• **Stored records**:
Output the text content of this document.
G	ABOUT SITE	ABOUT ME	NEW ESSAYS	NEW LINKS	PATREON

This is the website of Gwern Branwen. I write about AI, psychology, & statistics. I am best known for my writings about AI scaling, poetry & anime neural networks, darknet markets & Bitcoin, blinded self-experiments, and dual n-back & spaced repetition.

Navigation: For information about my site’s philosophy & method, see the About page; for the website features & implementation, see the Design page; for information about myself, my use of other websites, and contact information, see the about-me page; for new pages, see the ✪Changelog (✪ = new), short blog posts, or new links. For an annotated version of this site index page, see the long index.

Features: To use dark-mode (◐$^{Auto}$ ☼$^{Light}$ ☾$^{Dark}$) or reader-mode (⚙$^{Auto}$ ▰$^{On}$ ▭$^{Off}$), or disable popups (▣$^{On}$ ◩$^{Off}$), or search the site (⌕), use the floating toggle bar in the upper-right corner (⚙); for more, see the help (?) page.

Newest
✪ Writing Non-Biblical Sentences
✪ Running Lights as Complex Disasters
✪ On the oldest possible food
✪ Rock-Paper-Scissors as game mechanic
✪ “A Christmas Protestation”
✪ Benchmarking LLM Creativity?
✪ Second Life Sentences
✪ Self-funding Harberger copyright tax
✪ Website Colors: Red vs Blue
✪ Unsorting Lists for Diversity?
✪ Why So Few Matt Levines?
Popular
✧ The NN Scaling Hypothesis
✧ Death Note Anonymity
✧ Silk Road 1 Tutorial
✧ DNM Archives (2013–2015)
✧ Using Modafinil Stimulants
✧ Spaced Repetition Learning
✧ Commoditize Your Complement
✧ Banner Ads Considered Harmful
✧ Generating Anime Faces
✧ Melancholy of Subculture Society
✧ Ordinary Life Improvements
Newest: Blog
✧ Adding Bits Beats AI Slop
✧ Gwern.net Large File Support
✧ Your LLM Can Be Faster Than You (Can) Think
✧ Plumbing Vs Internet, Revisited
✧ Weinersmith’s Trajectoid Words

--

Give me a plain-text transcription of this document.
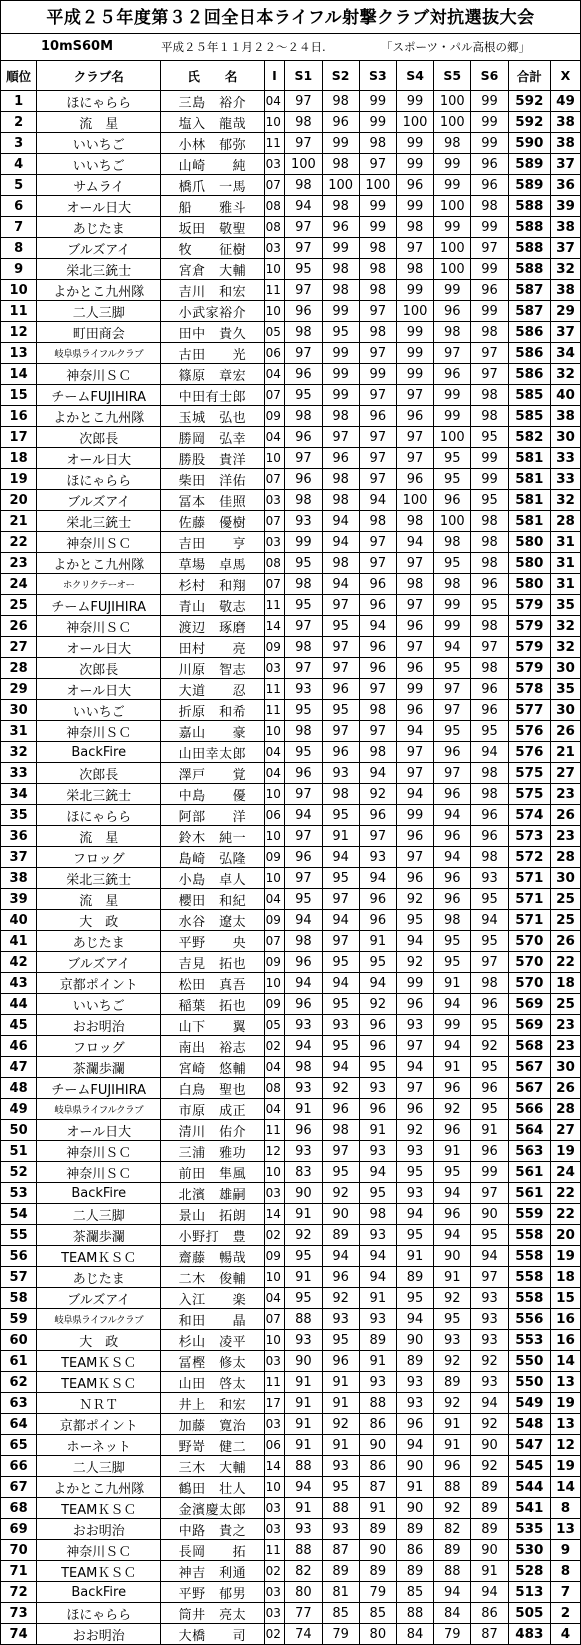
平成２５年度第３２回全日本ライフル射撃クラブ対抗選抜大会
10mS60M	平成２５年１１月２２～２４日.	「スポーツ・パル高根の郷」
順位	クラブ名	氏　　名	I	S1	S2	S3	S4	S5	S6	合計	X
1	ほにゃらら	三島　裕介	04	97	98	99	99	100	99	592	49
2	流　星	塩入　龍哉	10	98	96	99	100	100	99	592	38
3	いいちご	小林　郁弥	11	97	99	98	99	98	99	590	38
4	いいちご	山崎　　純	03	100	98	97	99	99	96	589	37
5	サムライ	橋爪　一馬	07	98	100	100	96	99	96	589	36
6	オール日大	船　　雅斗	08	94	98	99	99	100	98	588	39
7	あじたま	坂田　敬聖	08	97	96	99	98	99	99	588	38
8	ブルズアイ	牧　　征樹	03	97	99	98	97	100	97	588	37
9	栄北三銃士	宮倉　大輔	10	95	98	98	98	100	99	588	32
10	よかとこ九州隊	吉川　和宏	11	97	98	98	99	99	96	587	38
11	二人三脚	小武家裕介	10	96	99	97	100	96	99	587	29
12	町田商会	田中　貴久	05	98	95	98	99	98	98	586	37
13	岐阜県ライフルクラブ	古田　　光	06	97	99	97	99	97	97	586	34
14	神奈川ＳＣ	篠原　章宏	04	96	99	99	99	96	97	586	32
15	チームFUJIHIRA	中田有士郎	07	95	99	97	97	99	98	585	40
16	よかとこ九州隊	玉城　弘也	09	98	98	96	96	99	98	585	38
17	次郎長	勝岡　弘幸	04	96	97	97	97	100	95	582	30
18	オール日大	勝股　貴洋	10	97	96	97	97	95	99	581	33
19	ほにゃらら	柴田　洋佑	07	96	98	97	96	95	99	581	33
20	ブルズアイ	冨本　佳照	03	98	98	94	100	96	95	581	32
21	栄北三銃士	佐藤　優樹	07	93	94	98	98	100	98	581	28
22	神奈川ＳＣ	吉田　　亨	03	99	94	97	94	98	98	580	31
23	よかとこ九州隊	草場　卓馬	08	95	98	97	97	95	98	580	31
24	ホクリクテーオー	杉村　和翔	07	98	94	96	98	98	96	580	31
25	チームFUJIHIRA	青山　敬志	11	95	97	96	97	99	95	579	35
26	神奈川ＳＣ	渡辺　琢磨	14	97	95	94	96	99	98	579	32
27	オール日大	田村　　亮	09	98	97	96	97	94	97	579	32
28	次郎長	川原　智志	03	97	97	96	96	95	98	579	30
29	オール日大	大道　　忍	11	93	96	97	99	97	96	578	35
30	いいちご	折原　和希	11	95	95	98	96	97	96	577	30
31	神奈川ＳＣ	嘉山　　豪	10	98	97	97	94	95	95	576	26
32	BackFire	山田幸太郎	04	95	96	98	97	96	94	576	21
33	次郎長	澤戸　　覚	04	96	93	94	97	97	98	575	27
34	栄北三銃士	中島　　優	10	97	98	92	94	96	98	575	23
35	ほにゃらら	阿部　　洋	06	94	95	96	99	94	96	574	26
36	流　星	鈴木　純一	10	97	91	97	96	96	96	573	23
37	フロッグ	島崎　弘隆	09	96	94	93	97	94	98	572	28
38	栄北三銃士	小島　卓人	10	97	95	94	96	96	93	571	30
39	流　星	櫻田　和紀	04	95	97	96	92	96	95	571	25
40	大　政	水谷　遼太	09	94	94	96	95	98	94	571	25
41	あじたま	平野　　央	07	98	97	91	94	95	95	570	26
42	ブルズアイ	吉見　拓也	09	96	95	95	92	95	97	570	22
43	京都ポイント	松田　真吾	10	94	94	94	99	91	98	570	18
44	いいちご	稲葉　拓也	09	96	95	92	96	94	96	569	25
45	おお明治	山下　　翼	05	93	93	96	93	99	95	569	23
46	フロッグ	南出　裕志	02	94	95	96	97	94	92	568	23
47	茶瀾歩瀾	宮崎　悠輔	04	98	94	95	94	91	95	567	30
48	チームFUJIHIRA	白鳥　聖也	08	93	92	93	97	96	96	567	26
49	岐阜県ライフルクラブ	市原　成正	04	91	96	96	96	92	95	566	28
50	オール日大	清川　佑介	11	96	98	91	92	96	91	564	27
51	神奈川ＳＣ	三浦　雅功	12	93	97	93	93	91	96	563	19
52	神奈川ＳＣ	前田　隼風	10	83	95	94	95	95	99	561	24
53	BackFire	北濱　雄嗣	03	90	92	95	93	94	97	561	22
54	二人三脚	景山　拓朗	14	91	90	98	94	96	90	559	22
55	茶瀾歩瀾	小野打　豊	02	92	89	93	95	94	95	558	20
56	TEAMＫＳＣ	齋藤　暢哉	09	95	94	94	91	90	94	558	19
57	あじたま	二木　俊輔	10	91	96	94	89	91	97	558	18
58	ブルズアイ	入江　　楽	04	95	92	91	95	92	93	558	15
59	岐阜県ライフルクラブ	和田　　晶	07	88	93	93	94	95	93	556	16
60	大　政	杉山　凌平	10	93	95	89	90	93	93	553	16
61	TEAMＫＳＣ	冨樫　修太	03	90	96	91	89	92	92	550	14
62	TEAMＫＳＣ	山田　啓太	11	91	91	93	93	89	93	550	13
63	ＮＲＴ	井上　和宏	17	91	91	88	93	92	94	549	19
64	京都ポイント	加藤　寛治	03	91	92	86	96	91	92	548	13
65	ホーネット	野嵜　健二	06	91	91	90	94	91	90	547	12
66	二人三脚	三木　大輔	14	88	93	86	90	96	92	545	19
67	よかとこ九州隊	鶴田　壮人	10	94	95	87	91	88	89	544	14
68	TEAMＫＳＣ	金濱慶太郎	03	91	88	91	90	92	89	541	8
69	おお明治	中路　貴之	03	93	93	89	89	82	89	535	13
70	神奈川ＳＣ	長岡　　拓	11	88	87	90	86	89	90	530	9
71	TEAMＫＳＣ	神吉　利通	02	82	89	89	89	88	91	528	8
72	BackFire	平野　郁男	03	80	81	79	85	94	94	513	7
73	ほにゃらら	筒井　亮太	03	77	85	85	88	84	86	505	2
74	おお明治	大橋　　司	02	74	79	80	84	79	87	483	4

• **What you have to do**: Only the number is wanted: count the lines of the records that hold the word "二人三脚".

• **Written answer**: 3